(What this task involves): Extract every line that contains the string "French".
* START Source data *
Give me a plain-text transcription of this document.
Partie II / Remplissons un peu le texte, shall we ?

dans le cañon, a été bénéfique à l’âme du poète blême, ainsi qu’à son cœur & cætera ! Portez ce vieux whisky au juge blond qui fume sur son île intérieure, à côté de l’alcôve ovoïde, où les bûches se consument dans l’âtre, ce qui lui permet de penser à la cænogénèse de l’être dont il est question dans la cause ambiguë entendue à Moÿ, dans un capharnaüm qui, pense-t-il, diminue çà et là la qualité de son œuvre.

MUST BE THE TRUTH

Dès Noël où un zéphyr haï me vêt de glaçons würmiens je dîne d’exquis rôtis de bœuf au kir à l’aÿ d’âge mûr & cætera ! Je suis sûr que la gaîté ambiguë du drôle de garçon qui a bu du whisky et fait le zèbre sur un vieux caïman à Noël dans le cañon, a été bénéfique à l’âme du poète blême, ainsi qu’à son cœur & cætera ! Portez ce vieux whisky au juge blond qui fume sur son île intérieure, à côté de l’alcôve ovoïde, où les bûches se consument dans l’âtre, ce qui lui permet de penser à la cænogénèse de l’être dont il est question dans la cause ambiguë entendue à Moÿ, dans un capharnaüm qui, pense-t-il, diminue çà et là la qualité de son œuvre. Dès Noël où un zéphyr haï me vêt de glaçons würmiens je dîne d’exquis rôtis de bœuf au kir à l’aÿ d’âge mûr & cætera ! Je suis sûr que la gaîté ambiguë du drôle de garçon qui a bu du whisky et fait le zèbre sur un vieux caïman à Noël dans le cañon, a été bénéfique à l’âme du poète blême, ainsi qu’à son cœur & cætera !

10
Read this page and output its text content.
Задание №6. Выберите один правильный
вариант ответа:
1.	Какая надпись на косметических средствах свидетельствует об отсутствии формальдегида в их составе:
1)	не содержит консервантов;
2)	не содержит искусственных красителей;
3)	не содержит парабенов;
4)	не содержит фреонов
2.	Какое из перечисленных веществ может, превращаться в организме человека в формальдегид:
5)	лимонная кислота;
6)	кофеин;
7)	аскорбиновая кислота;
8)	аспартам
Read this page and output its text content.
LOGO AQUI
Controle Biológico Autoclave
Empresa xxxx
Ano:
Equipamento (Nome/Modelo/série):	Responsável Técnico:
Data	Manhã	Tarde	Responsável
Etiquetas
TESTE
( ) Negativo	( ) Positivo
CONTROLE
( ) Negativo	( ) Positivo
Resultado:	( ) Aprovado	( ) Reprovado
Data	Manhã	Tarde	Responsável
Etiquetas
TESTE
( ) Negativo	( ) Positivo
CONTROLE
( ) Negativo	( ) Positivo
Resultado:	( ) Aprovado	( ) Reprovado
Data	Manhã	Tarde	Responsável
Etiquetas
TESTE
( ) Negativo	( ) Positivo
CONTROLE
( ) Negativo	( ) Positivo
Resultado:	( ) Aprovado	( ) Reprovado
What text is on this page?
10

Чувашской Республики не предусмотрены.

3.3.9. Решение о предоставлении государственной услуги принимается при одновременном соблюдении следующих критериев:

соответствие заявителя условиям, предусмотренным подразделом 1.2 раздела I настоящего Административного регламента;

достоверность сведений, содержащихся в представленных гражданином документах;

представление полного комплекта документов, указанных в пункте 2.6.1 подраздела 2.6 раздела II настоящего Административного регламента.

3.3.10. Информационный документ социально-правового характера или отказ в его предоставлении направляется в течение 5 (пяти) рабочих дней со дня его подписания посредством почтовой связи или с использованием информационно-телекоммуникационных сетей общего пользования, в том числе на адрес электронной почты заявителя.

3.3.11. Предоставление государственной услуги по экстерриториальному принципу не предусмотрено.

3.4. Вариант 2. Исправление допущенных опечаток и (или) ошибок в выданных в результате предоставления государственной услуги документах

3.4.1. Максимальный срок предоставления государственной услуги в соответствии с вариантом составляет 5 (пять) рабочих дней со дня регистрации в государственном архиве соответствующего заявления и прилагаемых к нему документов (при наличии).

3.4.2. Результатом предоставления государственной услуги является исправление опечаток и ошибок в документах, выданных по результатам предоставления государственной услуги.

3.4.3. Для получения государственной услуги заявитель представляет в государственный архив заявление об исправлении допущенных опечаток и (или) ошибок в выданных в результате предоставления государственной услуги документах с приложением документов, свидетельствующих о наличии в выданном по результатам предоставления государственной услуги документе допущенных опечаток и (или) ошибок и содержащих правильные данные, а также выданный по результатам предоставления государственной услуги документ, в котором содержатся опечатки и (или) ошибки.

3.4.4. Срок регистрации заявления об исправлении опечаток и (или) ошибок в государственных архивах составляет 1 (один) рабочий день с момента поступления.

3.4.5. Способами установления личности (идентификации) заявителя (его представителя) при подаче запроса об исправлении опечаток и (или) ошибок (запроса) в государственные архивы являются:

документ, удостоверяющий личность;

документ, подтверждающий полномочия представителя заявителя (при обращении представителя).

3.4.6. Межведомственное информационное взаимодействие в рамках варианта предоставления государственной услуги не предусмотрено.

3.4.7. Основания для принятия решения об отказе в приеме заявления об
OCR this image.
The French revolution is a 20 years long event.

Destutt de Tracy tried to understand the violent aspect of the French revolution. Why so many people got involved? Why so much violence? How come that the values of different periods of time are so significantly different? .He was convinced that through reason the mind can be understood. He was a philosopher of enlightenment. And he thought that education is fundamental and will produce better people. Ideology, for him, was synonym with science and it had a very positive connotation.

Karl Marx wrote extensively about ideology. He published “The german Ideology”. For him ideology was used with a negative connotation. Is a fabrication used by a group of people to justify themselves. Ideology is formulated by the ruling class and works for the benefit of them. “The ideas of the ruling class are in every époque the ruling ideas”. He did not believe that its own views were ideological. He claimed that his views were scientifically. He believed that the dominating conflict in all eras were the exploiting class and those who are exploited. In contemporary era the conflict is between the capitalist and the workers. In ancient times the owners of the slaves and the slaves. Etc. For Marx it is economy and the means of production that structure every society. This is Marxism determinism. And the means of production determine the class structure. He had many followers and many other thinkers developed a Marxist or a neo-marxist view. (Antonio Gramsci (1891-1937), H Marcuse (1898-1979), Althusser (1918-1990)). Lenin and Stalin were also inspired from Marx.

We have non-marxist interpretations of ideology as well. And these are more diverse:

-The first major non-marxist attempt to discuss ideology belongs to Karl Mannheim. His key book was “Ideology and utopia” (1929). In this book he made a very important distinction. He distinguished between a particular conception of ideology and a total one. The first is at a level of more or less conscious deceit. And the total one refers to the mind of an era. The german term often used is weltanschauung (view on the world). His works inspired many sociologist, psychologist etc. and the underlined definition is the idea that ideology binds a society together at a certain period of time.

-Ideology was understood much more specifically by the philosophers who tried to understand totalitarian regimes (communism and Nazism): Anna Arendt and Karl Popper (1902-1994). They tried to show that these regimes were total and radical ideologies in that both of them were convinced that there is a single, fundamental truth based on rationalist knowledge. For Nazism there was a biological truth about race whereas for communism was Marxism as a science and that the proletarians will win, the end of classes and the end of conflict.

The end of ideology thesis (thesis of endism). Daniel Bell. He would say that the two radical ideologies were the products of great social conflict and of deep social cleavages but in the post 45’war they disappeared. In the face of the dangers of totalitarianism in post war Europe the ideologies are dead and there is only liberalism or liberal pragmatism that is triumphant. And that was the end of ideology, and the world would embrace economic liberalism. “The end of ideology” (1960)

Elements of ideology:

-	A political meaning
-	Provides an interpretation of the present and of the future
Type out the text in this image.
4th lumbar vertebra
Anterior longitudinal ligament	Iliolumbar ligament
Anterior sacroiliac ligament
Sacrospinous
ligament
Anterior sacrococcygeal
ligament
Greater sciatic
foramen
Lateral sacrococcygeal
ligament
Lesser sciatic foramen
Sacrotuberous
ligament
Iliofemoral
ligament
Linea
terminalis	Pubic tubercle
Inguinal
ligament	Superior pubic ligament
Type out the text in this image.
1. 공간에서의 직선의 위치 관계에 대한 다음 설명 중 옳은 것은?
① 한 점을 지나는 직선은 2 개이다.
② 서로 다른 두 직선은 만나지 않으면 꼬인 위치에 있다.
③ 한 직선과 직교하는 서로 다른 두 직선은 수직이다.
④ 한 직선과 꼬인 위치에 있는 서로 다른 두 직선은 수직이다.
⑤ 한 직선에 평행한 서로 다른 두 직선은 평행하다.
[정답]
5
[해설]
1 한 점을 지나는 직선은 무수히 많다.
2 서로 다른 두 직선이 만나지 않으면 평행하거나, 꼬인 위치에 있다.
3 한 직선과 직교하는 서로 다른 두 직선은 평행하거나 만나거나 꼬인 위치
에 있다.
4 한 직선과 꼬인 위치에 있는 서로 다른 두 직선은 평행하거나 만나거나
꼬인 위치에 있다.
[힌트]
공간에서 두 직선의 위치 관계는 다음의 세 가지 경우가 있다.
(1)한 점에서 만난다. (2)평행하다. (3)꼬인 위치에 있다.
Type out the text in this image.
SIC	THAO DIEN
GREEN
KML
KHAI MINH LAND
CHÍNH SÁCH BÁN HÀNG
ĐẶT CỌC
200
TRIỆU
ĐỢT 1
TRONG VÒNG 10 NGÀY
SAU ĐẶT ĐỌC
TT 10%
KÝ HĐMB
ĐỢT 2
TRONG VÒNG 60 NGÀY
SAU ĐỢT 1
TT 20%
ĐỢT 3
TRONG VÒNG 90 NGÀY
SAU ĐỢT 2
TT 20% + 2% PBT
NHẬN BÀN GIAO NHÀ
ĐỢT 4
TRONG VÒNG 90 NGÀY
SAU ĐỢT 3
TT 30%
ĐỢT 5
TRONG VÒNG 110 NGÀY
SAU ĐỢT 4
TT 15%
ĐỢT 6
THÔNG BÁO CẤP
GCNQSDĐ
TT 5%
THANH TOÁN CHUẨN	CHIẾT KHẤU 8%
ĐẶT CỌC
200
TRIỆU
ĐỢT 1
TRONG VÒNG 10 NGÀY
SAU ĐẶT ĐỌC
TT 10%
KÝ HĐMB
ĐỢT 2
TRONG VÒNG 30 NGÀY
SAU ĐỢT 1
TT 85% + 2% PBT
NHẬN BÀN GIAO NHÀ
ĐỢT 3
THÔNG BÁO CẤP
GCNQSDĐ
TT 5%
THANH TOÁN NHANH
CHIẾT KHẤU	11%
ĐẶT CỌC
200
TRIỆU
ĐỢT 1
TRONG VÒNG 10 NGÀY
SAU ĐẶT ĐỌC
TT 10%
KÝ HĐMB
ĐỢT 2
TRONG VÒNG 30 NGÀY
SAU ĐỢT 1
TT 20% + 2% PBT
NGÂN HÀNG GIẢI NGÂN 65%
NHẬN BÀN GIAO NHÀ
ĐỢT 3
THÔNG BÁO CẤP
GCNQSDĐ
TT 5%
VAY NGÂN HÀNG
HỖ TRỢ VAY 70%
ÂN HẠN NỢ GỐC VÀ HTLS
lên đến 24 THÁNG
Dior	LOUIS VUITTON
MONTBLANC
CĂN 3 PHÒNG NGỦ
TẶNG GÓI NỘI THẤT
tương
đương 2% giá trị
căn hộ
* END Source data *
(Output of the task):
The French revolution is a 20 years long event.
Destutt de Tracy tried to understand the violent aspect of the French revolution. Why so many people got involved? Why so much violence? How come that the values of different periods of time are so significantly different? .He was convinced that through reason the mind can be understood. He was a philosopher of enlightenment. And he thought that education is fundamental and will produce better people. Ideology, for him, was synonym with science and it had a very positive connotation.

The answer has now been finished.